> INPUT RECORDS

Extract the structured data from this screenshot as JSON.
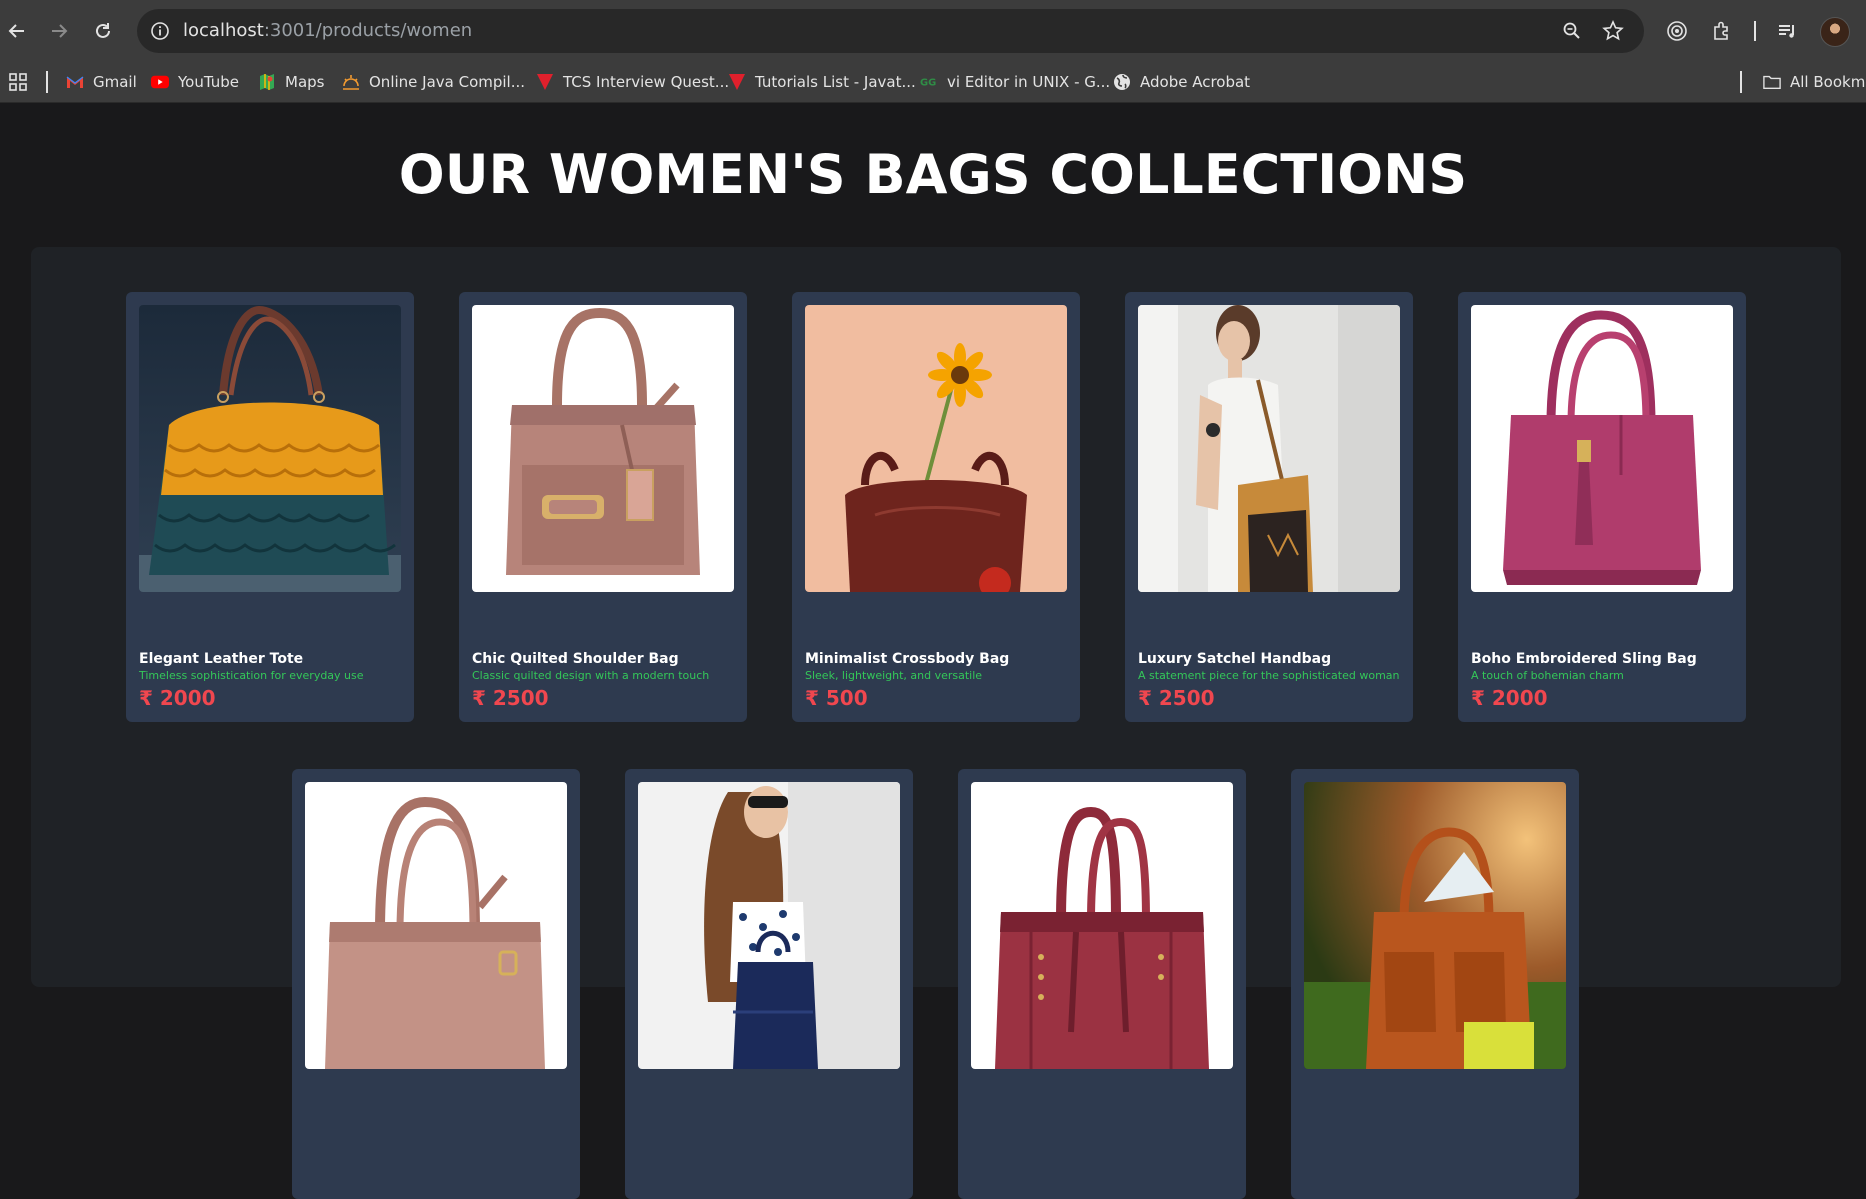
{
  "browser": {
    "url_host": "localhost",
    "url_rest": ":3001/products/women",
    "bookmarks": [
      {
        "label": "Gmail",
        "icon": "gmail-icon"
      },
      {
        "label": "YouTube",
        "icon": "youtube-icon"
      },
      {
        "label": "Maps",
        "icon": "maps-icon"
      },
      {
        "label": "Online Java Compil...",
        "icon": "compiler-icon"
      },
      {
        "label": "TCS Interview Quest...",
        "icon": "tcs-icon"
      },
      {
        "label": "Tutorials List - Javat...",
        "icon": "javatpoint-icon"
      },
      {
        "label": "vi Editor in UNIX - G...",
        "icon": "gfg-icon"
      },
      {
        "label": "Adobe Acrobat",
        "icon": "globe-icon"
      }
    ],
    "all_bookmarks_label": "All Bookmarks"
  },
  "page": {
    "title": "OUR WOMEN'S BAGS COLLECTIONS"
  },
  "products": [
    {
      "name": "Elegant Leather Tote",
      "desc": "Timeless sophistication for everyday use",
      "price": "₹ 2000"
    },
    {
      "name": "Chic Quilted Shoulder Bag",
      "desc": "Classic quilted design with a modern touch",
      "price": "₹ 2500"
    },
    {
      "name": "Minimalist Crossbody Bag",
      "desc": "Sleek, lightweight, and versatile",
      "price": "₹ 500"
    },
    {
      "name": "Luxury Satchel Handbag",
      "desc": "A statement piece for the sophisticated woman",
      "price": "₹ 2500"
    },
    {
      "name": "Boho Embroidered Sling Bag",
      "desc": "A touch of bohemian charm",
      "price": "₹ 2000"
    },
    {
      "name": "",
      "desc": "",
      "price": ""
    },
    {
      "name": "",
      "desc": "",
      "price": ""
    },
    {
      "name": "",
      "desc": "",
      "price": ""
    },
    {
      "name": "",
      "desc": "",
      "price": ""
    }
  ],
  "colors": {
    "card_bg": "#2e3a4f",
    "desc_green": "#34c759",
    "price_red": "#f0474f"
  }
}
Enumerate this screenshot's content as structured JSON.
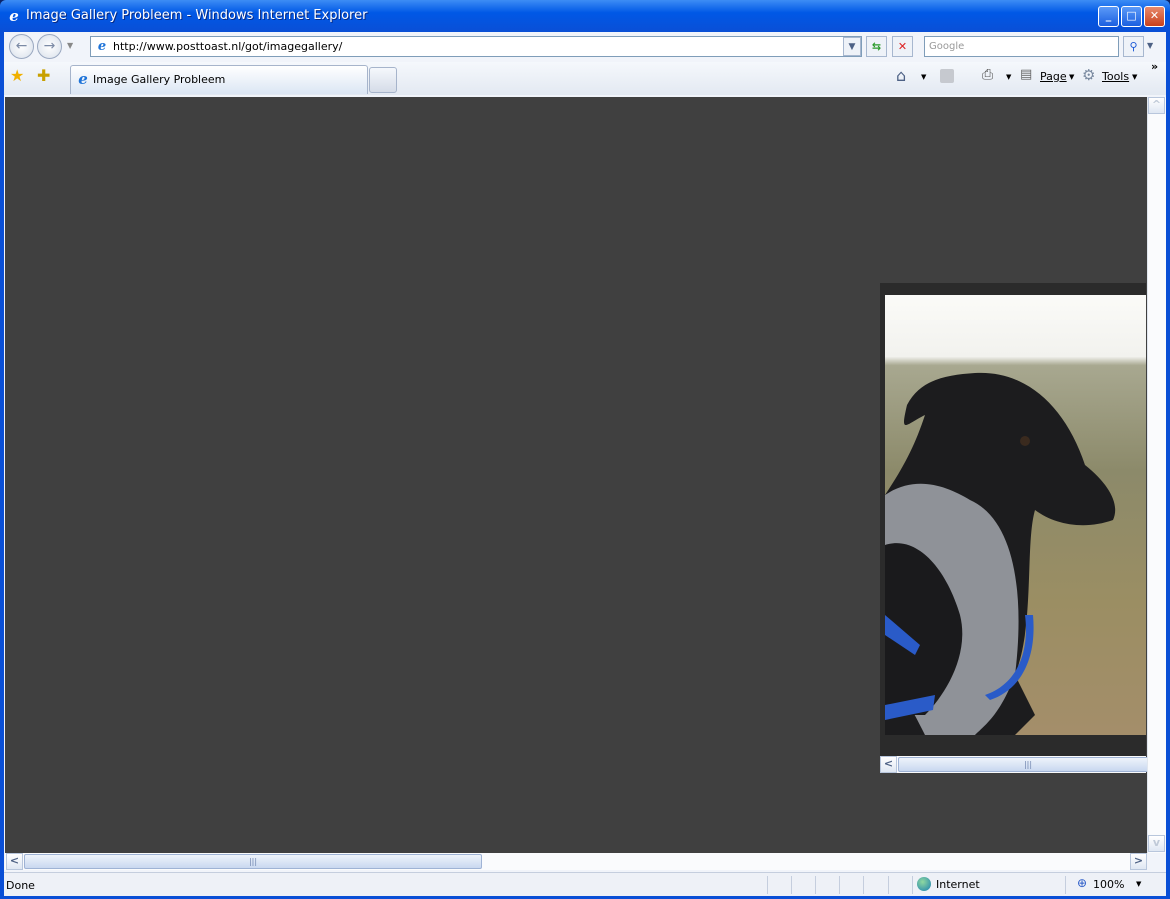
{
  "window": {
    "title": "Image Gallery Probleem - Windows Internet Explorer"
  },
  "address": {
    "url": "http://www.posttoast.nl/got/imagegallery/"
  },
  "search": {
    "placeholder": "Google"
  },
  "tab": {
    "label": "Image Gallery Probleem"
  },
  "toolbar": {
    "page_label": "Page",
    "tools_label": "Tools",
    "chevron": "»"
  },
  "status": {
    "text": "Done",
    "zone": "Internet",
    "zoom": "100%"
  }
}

> WHAT TO WORK ON
In the entries above, count every line containing the word "icon". Write only the total.

> SOLUTION FOR THIS TASK
8